— begin DATA SHOWN —

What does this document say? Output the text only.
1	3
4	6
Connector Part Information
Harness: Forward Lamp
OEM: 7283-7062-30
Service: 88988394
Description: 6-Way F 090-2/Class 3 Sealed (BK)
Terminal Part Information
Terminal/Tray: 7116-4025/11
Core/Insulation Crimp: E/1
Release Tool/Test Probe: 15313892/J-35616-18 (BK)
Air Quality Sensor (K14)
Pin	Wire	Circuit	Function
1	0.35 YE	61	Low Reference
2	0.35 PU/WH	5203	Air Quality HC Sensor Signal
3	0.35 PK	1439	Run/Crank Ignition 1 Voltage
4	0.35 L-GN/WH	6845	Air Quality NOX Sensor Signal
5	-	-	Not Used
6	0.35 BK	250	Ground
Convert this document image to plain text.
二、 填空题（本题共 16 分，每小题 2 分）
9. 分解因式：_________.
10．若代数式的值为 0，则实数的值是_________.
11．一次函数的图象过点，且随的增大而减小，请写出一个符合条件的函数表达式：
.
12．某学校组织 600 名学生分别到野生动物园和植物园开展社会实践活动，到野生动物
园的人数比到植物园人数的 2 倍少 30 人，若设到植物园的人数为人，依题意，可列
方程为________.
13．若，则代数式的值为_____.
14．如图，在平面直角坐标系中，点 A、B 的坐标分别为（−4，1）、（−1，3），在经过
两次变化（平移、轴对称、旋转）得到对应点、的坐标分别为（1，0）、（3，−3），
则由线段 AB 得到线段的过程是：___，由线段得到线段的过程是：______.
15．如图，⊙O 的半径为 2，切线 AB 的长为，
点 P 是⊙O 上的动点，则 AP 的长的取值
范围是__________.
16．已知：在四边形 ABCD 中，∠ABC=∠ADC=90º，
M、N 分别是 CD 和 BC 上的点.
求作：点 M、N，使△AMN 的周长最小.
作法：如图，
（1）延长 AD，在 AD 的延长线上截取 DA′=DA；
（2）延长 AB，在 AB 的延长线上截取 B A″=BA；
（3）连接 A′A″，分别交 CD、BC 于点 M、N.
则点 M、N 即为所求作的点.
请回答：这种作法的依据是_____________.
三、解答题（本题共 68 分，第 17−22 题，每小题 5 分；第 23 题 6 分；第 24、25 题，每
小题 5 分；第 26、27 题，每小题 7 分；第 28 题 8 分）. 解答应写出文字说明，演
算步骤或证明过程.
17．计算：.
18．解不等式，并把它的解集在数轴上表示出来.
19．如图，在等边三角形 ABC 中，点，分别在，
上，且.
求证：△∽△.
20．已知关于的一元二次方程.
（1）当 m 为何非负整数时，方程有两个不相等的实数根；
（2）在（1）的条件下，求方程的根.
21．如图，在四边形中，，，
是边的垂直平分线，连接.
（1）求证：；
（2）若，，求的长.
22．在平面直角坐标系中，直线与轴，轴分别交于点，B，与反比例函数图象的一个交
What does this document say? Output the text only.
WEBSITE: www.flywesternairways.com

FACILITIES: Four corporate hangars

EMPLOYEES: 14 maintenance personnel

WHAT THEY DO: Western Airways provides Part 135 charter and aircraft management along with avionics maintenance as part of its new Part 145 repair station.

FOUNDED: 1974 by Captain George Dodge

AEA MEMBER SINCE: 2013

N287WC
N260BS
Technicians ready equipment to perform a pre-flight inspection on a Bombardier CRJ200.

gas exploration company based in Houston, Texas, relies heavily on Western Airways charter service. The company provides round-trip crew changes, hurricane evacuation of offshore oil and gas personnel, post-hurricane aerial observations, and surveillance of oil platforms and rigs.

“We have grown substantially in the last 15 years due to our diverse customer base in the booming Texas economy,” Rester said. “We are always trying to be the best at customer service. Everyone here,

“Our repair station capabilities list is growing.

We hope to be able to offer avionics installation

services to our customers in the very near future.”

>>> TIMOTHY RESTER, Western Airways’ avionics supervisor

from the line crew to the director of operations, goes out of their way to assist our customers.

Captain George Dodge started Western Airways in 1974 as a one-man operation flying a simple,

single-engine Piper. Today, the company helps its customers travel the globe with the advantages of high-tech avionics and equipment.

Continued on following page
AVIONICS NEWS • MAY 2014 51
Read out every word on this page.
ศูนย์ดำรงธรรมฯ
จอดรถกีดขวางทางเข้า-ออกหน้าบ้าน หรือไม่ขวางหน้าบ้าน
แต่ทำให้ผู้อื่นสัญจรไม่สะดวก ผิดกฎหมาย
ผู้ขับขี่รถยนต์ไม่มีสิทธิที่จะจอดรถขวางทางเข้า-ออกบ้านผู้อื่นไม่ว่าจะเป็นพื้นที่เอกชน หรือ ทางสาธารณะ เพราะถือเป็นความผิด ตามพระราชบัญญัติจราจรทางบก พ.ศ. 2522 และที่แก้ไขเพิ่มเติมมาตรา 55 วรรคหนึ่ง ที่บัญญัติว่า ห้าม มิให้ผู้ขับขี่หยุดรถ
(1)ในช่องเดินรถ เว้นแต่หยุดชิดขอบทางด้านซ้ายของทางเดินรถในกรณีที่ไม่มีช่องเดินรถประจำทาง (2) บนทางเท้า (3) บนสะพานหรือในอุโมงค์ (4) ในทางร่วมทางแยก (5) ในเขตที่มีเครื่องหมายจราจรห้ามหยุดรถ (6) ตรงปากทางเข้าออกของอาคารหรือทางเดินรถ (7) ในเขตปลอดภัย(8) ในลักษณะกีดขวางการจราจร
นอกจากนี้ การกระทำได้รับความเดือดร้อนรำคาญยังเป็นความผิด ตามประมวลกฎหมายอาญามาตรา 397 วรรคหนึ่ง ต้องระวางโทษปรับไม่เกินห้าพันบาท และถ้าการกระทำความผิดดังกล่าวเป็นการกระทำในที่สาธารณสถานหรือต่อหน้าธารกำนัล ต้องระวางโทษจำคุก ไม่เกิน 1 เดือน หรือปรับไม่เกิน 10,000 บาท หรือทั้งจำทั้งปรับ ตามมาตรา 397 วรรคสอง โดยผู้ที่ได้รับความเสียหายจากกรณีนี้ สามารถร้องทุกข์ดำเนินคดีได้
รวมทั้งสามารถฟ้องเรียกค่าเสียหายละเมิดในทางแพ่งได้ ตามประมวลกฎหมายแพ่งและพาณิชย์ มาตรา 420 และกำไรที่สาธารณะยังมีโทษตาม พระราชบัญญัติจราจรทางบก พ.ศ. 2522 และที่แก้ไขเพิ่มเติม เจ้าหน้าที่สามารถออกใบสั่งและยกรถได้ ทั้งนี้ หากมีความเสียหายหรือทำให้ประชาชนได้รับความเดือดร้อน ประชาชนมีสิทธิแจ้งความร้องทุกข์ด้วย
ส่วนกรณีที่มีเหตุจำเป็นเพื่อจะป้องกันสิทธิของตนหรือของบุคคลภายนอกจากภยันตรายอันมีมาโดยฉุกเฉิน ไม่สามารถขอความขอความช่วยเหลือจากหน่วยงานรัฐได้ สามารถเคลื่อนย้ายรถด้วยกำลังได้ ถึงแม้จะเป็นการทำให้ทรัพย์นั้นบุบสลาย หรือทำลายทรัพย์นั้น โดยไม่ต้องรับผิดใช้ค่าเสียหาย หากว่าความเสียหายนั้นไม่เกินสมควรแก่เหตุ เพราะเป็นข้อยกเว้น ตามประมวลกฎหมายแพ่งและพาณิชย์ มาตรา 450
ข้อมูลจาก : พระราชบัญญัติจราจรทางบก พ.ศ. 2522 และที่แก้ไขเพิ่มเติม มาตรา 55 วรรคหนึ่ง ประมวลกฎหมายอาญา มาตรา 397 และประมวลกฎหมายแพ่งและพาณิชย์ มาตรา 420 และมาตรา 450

— end DATA SHOWN —

■ YOUR INSTRUCTIONS
Quote each line of the data above exactly as written.

■ CORRECT RESPONSE
What does this document say? Output the text only.
1	3
4	6
Connector Part Information
Harness: Forward Lamp
OEM: 7283-7062-30
Service: 88988394
Description: 6-Way F 090-2/Class 3 Sealed (BK)
Terminal Part Information
Terminal/Tray: 7116-4025/11
Core/Insulation Crimp: E/1
Release Tool/Test Probe: 15313892/J-35616-18 (BK)
Air Quality Sensor (K14)
Pin	Wire	Circuit	Function
1	0.35 YE	61	Low Reference
2	0.35 PU/WH	5203	Air Quality HC Sensor Signal
3	0.35 PK	1439	Run/Crank Ignition 1 Voltage
4	0.35 L-GN/WH	6845	Air Quality NOX Sensor Signal
5	-	-	Not Used
6	0.35 BK	250	Ground
Convert this document image to plain text.
二、 填空题（本题共 16 分，每小题 2 分）
9. 分解因式：_________.
10．若代数式的值为 0，则实数的值是_________.
11．一次函数的图象过点，且随的增大而减小，请写出一个符合条件的函数表达式：
.
12．某学校组织 600 名学生分别到野生动物园和植物园开展社会实践活动，到野生动物
园的人数比到植物园人数的 2 倍少 30 人，若设到植物园的人数为人，依题意，可列
方程为________.
13．若，则代数式的值为_____.
14．如图，在平面直角坐标系中，点 A、B 的坐标分别为（−4，1）、（−1，3），在经过
两次变化（平移、轴对称、旋转）得到对应点、的坐标分别为（1，0）、（3，−3），
则由线段 AB 得到线段的过程是：___，由线段得到线段的过程是：______.
15．如图，⊙O 的半径为 2，切线 AB 的长为，
点 P 是⊙O 上的动点，则 AP 的长的取值
范围是__________.
16．已知：在四边形 ABCD 中，∠ABC=∠ADC=90º，
M、N 分别是 CD 和 BC 上的点.
求作：点 M、N，使△AMN 的周长最小.
作法：如图，
（1）延长 AD，在 AD 的延长线上截取 DA′=DA；
（2）延长 AB，在 AB 的延长线上截取 B A″=BA；
（3）连接 A′A″，分别交 CD、BC 于点 M、N.
则点 M、N 即为所求作的点.
请回答：这种作法的依据是_____________.
三、解答题（本题共 68 分，第 17−22 题，每小题 5 分；第 23 题 6 分；第 24、25 题，每
小题 5 分；第 26、27 题，每小题 7 分；第 28 题 8 分）. 解答应写出文字说明，演
算步骤或证明过程.
17．计算：.
18．解不等式，并把它的解集在数轴上表示出来.
19．如图，在等边三角形 ABC 中，点，分别在，
上，且.
求证：△∽△.
20．已知关于的一元二次方程.
（1）当 m 为何非负整数时，方程有两个不相等的实数根；
（2）在（1）的条件下，求方程的根.
21．如图，在四边形中，，，
是边的垂直平分线，连接.
（1）求证：；
（2）若，，求的长.
22．在平面直角坐标系中，直线与轴，轴分别交于点，B，与反比例函数图象的一个交
What does this document say? Output the text only.
WEBSITE: www.flywesternairways.com

FACILITIES: Four corporate hangars

EMPLOYEES: 14 maintenance personnel

WHAT THEY DO: Western Airways provides Part 135 charter and aircraft management along with avionics maintenance as part of its new Part 145 repair station.

FOUNDED: 1974 by Captain George Dodge

AEA MEMBER SINCE: 2013

N287WC
N260BS
Technicians ready equipment to perform a pre-flight inspection on a Bombardier CRJ200.

gas exploration company based in Houston, Texas, relies heavily on Western Airways charter service. The company provides round-trip crew changes, hurricane evacuation of offshore oil and gas personnel, post-hurricane aerial observations, and surveillance of oil platforms and rigs.

“We have grown substantially in the last 15 years due to our diverse customer base in the booming Texas economy,” Rester said. “We are always trying to be the best at customer service. Everyone here,

“Our repair station capabilities list is growing.

We hope to be able to offer avionics installation

services to our customers in the very near future.”

>>> TIMOTHY RESTER, Western Airways’ avionics supervisor

from the line crew to the director of operations, goes out of their way to assist our customers.

Captain George Dodge started Western Airways in 1974 as a one-man operation flying a simple,

single-engine Piper. Today, the company helps its customers travel the globe with the advantages of high-tech avionics and equipment.

Continued on following page
AVIONICS NEWS • MAY 2014 51
Read out every word on this page.
ศูนย์ดำรงธรรมฯ
จอดรถกีดขวางทางเข้า-ออกหน้าบ้าน หรือไม่ขวางหน้าบ้าน
แต่ทำให้ผู้อื่นสัญจรไม่สะดวก ผิดกฎหมาย
ผู้ขับขี่รถยนต์ไม่มีสิทธิที่จะจอดรถขวางทางเข้า-ออกบ้านผู้อื่นไม่ว่าจะเป็นพื้นที่เอกชน หรือ ทางสาธารณะ เพราะถือเป็นความผิด ตามพระราชบัญญัติจราจรทางบก พ.ศ. 2522 และที่แก้ไขเพิ่มเติมมาตรา 55 วรรคหนึ่ง ที่บัญญัติว่า ห้าม มิให้ผู้ขับขี่หยุดรถ
(1)ในช่องเดินรถ เว้นแต่หยุดชิดขอบทางด้านซ้ายของทางเดินรถในกรณีที่ไม่มีช่องเดินรถประจำทาง (2) บนทางเท้า (3) บนสะพานหรือในอุโมงค์ (4) ในทางร่วมทางแยก (5) ในเขตที่มีเครื่องหมายจราจรห้ามหยุดรถ (6) ตรงปากทางเข้าออกของอาคารหรือทางเดินรถ (7) ในเขตปลอดภัย(8) ในลักษณะกีดขวางการจราจร
นอกจากนี้ การกระทำได้รับความเดือดร้อนรำคาญยังเป็นความผิด ตามประมวลกฎหมายอาญามาตรา 397 วรรคหนึ่ง ต้องระวางโทษปรับไม่เกินห้าพันบาท และถ้าการกระทำความผิดดังกล่าวเป็นการกระทำในที่สาธารณสถานหรือต่อหน้าธารกำนัล ต้องระวางโทษจำคุก ไม่เกิน 1 เดือน หรือปรับไม่เกิน 10,000 บาท หรือทั้งจำทั้งปรับ ตามมาตรา 397 วรรคสอง โดยผู้ที่ได้รับความเสียหายจากกรณีนี้ สามารถร้องทุกข์ดำเนินคดีได้
รวมทั้งสามารถฟ้องเรียกค่าเสียหายละเมิดในทางแพ่งได้ ตามประมวลกฎหมายแพ่งและพาณิชย์ มาตรา 420 และกำไรที่สาธารณะยังมีโทษตาม พระราชบัญญัติจราจรทางบก พ.ศ. 2522 และที่แก้ไขเพิ่มเติม เจ้าหน้าที่สามารถออกใบสั่งและยกรถได้ ทั้งนี้ หากมีความเสียหายหรือทำให้ประชาชนได้รับความเดือดร้อน ประชาชนมีสิทธิแจ้งความร้องทุกข์ด้วย
ส่วนกรณีที่มีเหตุจำเป็นเพื่อจะป้องกันสิทธิของตนหรือของบุคคลภายนอกจากภยันตรายอันมีมาโดยฉุกเฉิน ไม่สามารถขอความขอความช่วยเหลือจากหน่วยงานรัฐได้ สามารถเคลื่อนย้ายรถด้วยกำลังได้ ถึงแม้จะเป็นการทำให้ทรัพย์นั้นบุบสลาย หรือทำลายทรัพย์นั้น โดยไม่ต้องรับผิดใช้ค่าเสียหาย หากว่าความเสียหายนั้นไม่เกินสมควรแก่เหตุ เพราะเป็นข้อยกเว้น ตามประมวลกฎหมายแพ่งและพาณิชย์ มาตรา 450
ข้อมูลจาก : พระราชบัญญัติจราจรทางบก พ.ศ. 2522 และที่แก้ไขเพิ่มเติม มาตรา 55 วรรคหนึ่ง ประมวลกฎหมายอาญา มาตรา 397 และประมวลกฎหมายแพ่งและพาณิชย์ มาตรา 420 และมาตรา 450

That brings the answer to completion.